**DESCRIPTION OF THE TASK**
Reproduce every record below exactly as it appears.

[Source data]
:::
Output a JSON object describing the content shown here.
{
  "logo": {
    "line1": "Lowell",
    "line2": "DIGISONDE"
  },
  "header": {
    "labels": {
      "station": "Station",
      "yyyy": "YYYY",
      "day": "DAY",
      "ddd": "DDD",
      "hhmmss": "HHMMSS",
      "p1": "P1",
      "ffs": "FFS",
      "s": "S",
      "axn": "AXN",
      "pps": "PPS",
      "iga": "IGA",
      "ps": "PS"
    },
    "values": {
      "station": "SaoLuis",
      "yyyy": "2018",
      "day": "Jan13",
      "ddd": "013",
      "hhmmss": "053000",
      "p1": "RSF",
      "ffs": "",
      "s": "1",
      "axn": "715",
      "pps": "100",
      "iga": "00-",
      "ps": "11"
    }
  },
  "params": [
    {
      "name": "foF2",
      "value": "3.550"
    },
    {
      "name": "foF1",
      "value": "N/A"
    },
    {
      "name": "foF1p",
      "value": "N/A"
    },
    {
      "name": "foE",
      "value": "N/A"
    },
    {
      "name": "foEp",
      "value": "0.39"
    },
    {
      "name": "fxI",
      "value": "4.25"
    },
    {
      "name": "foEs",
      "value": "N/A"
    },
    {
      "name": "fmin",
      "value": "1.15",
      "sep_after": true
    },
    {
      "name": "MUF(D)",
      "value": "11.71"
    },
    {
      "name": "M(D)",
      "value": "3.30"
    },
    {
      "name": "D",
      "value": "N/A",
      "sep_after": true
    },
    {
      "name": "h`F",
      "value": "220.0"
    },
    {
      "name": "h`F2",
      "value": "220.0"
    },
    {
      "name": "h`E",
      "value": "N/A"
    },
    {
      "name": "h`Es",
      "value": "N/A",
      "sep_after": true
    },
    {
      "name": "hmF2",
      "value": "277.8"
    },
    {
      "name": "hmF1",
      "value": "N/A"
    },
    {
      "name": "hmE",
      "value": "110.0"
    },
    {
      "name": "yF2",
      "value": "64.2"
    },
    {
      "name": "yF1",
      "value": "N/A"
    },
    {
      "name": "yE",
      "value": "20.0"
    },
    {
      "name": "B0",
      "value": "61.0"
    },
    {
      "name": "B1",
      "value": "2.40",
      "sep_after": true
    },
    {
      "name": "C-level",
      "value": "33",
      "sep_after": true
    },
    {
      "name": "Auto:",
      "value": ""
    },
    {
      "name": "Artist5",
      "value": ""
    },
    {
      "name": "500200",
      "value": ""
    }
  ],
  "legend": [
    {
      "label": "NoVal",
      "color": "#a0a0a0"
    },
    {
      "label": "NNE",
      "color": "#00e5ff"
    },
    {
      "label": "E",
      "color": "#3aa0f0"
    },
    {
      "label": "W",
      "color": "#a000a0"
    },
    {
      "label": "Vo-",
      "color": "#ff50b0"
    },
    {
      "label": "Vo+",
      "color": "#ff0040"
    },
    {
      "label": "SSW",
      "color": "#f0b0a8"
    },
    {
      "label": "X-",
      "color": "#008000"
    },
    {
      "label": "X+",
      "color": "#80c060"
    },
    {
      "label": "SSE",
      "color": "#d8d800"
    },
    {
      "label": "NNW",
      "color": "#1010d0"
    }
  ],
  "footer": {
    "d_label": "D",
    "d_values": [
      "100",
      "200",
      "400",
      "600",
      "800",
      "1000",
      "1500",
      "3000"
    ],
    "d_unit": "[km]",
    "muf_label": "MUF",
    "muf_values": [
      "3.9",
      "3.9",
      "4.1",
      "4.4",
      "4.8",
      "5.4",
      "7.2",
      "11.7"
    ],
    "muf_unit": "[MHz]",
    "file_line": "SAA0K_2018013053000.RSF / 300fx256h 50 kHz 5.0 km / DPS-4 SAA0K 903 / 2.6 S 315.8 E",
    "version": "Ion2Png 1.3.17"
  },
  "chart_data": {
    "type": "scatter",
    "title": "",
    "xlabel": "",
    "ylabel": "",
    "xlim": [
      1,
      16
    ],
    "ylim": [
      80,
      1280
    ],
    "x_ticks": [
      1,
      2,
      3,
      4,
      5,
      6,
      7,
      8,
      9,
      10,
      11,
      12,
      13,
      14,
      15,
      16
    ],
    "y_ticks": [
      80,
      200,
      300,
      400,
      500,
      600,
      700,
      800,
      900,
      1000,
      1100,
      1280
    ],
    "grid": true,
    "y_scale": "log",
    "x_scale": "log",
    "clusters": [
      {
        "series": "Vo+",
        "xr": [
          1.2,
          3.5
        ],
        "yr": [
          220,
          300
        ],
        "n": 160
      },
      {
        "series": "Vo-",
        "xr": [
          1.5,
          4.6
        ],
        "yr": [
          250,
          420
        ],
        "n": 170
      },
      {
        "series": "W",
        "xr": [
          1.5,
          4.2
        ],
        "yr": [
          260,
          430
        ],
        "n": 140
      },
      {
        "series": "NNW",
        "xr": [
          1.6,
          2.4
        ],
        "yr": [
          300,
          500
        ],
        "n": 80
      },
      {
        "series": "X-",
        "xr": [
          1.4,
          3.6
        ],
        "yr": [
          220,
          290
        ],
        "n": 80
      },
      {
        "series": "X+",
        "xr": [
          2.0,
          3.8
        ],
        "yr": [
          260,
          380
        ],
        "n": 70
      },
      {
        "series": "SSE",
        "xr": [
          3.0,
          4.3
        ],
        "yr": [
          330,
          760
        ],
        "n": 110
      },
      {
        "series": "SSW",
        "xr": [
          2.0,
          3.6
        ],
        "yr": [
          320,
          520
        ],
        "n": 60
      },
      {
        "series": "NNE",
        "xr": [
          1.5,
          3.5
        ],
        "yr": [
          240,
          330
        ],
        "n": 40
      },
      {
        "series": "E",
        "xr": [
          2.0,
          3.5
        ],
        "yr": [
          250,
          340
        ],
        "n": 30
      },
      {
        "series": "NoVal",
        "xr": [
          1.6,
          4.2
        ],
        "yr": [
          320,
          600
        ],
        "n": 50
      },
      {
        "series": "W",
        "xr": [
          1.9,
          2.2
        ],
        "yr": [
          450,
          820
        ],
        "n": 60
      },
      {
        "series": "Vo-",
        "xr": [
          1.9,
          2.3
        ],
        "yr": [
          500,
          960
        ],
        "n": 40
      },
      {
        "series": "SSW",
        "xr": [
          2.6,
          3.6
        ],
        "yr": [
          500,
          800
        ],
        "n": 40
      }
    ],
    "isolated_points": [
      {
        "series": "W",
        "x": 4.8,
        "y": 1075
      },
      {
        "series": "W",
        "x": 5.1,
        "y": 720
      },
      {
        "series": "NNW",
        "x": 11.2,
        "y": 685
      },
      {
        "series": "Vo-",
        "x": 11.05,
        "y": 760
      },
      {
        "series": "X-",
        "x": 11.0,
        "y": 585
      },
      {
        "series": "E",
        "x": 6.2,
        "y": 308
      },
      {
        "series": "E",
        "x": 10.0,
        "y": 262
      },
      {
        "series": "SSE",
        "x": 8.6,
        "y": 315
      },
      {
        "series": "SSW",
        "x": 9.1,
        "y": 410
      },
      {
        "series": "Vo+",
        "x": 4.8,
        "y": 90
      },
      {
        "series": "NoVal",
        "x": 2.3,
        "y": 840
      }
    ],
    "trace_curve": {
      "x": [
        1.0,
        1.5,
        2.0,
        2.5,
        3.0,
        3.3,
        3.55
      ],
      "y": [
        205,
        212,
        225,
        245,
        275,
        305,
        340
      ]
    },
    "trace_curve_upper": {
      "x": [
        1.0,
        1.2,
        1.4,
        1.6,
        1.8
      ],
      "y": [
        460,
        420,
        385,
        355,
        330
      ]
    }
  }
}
:::
**RESULT BELOW**
Output a JSON object describing the content shown here.
{
  "logo": {
    "line1": "Lowell",
    "line2": "DIGISONDE"
  },
  "header": {
    "labels": {
      "station": "Station",
      "yyyy": "YYYY",
      "day": "DAY",
      "ddd": "DDD",
      "hhmmss": "HHMMSS",
      "p1": "P1",
      "ffs": "FFS",
      "s": "S",
      "axn": "AXN",
      "pps": "PPS",
      "iga": "IGA",
      "ps": "PS"
    },
    "values": {
      "station": "SaoLuis",
      "yyyy": "2018",
      "day": "Jan13",
      "ddd": "013",
      "hhmmss": "053000",
      "p1": "RSF",
      "ffs": "",
      "s": "1",
      "axn": "715",
      "pps": "100",
      "iga": "00-",
      "ps": "11"
    }
  },
  "params": [
    {
      "name": "foF2",
      "value": "3.550"
    },
    {
      "name": "foF1",
      "value": "N/A"
    },
    {
      "name": "foF1p",
      "value": "N/A"
    },
    {
      "name": "foE",
      "value": "N/A"
    },
    {
      "name": "foEp",
      "value": "0.39"
    },
    {
      "name": "fxI",
      "value": "4.25"
    },
    {
      "name": "foEs",
      "value": "N/A"
    },
    {
      "name": "fmin",
      "value": "1.15",
      "sep_after": true
    },
    {
      "name": "MUF(D)",
      "value": "11.71"
    },
    {
      "name": "M(D)",
      "value": "3.30"
    },
    {
      "name": "D",
      "value": "N/A",
      "sep_after": true
    },
    {
      "name": "h`F",
      "value": "220.0"
    },
    {
      "name": "h`F2",
      "value": "220.0"
    },
    {
      "name": "h`E",
      "value": "N/A"
    },
    {
      "name": "h`Es",
      "value": "N/A",
      "sep_after": true
    },
    {
      "name": "hmF2",
      "value": "277.8"
    },
    {
      "name": "hmF1",
      "value": "N/A"
    },
    {
      "name": "hmE",
      "value": "110.0"
    },
    {
      "name": "yF2",
      "value": "64.2"
    },
    {
      "name": "yF1",
      "value": "N/A"
    },
    {
      "name": "yE",
      "value": "20.0"
    },
    {
      "name": "B0",
      "value": "61.0"
    },
    {
      "name": "B1",
      "value": "2.40",
      "sep_after": true
    },
    {
      "name": "C-level",
      "value": "33",
      "sep_after": true
    },
    {
      "name": "Auto:",
      "value": ""
    },
    {
      "name": "Artist5",
      "value": ""
    },
    {
      "name": "500200",
      "value": ""
    }
  ],
  "legend": [
    {
      "label": "NoVal",
      "color": "#a0a0a0"
    },
    {
      "label": "NNE",
      "color": "#00e5ff"
    },
    {
      "label": "E",
      "color": "#3aa0f0"
    },
    {
      "label": "W",
      "color": "#a000a0"
    },
    {
      "label": "Vo-",
      "color": "#ff50b0"
    },
    {
      "label": "Vo+",
      "color": "#ff0040"
    },
    {
      "label": "SSW",
      "color": "#f0b0a8"
    },
    {
      "label": "X-",
      "color": "#008000"
    },
    {
      "label": "X+",
      "color": "#80c060"
    },
    {
      "label": "SSE",
      "color": "#d8d800"
    },
    {
      "label": "NNW",
      "color": "#1010d0"
    }
  ],
  "footer": {
    "d_label": "D",
    "d_values": [
      "100",
      "200",
      "400",
      "600",
      "800",
      "1000",
      "1500",
      "3000"
    ],
    "d_unit": "[km]",
    "muf_label": "MUF",
    "muf_values": [
      "3.9",
      "3.9",
      "4.1",
      "4.4",
      "4.8",
      "5.4",
      "7.2",
      "11.7"
    ],
    "muf_unit": "[MHz]",
    "file_line": "SAA0K_2018013053000.RSF / 300fx256h 50 kHz 5.0 km / DPS-4 SAA0K 903 / 2.6 S 315.8 E",
    "version": "Ion2Png 1.3.17"
  },
  "chart_data": {
    "type": "scatter",
    "title": "",
    "xlabel": "",
    "ylabel": "",
    "xlim": [
      1,
      16
    ],
    "ylim": [
      80,
      1280
    ],
    "x_ticks": [
      1,
      2,
      3,
      4,
      5,
      6,
      7,
      8,
      9,
      10,
      11,
      12,
      13,
      14,
      15,
      16
    ],
    "y_ticks": [
      80,
      200,
      300,
      400,
      500,
      600,
      700,
      800,
      900,
      1000,
      1100,
      1280
    ],
    "grid": true,
    "y_scale": "log",
    "x_scale": "log",
    "clusters": [
      {
        "series": "Vo+",
        "xr": [
          1.2,
          3.5
        ],
        "yr": [
          220,
          300
        ],
        "n": 160
      },
      {
        "series": "Vo-",
        "xr": [
          1.5,
          4.6
        ],
        "yr": [
          250,
          420
        ],
        "n": 170
      },
      {
        "series": "W",
        "xr": [
          1.5,
          4.2
        ],
        "yr": [
          260,
          430
        ],
        "n": 140
      },
      {
        "series": "NNW",
        "xr": [
          1.6,
          2.4
        ],
        "yr": [
          300,
          500
        ],
        "n": 80
      },
      {
        "series": "X-",
        "xr": [
          1.4,
          3.6
        ],
        "yr": [
          220,
          290
        ],
        "n": 80
      },
      {
        "series": "X+",
        "xr": [
          2.0,
          3.8
        ],
        "yr": [
          260,
          380
        ],
        "n": 70
      },
      {
        "series": "SSE",
        "xr": [
          3.0,
          4.3
        ],
        "yr": [
          330,
          760
        ],
        "n": 110
      },
      {
        "series": "SSW",
        "xr": [
          2.0,
          3.6
        ],
        "yr": [
          320,
          520
        ],
        "n": 60
      },
      {
        "series": "NNE",
        "xr": [
          1.5,
          3.5
        ],
        "yr": [
          240,
          330
        ],
        "n": 40
      },
      {
        "series": "E",
        "xr": [
          2.0,
          3.5
        ],
        "yr": [
          250,
          340
        ],
        "n": 30
      },
      {
        "series": "NoVal",
        "xr": [
          1.6,
          4.2
        ],
        "yr": [
          320,
          600
        ],
        "n": 50
      },
      {
        "series": "W",
        "xr": [
          1.9,
          2.2
        ],
        "yr": [
          450,
          820
        ],
        "n": 60
      },
      {
        "series": "Vo-",
        "xr": [
          1.9,
          2.3
        ],
        "yr": [
          500,
          960
        ],
        "n": 40
      },
      {
        "series": "SSW",
        "xr": [
          2.6,
          3.6
        ],
        "yr": [
          500,
          800
        ],
        "n": 40
      }
    ],
    "isolated_points": [
      {
        "series": "W",
        "x": 4.8,
        "y": 1075
      },
      {
        "series": "W",
        "x": 5.1,
        "y": 720
      },
      {
        "series": "NNW",
        "x": 11.2,
        "y": 685
      },
      {
        "series": "Vo-",
        "x": 11.05,
        "y": 760
      },
      {
        "series": "X-",
        "x": 11.0,
        "y": 585
      },
      {
        "series": "E",
        "x": 6.2,
        "y": 308
      },
      {
        "series": "E",
        "x": 10.0,
        "y": 262
      },
      {
        "series": "SSE",
        "x": 8.6,
        "y": 315
      },
      {
        "series": "SSW",
        "x": 9.1,
        "y": 410
      },
      {
        "series": "Vo+",
        "x": 4.8,
        "y": 90
      },
      {
        "series": "NoVal",
        "x": 2.3,
        "y": 840
      }
    ],
    "trace_curve": {
      "x": [
        1.0,
        1.5,
        2.0,
        2.5,
        3.0,
        3.3,
        3.55
      ],
      "y": [
        205,
        212,
        225,
        245,
        275,
        305,
        340
      ]
    },
    "trace_curve_upper": {
      "x": [
        1.0,
        1.2,
        1.4,
        1.6,
        1.8
      ],
      "y": [
        460,
        420,
        385,
        355,
        330
      ]
    }
  }
}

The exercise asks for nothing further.